## What is required
Copy every line of the data that includes the string "Саша".

## Information shown
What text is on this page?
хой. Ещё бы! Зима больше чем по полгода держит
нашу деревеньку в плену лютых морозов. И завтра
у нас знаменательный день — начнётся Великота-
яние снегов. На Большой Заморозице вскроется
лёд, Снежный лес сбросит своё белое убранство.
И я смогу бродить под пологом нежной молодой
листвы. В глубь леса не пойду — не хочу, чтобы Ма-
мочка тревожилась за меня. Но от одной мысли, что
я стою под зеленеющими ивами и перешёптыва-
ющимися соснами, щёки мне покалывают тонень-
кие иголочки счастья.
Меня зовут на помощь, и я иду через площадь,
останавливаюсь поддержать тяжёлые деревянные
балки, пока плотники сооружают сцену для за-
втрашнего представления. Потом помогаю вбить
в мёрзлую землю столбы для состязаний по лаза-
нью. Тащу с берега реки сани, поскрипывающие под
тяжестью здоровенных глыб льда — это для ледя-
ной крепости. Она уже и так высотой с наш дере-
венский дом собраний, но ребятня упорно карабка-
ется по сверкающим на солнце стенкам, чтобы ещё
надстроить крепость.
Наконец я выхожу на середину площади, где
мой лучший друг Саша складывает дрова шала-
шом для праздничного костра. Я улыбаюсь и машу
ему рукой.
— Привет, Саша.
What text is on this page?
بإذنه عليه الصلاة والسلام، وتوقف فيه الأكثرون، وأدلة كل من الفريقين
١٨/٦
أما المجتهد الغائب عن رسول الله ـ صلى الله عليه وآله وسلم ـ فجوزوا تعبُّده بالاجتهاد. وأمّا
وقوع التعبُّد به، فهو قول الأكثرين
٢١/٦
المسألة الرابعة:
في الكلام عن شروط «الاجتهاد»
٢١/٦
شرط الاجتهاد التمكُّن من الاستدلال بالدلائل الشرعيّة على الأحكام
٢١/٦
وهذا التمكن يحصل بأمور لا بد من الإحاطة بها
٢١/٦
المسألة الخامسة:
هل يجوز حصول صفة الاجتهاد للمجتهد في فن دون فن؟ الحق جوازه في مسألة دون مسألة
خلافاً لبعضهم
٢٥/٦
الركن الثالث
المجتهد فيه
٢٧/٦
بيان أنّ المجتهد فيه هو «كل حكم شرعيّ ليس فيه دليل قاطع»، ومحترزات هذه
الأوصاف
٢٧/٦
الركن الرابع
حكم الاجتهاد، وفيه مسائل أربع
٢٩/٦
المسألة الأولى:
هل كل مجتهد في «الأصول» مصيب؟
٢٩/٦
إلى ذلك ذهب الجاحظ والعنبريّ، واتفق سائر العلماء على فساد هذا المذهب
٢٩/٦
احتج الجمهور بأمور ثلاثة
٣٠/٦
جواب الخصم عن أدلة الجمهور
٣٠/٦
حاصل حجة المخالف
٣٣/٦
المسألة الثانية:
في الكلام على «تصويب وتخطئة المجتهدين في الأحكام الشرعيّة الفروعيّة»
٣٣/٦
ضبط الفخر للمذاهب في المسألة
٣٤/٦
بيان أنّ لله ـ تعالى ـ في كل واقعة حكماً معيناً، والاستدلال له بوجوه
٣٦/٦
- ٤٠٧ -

## Output below
мой лучший друг Саша складывает дрова шала-
— Привет, Саша.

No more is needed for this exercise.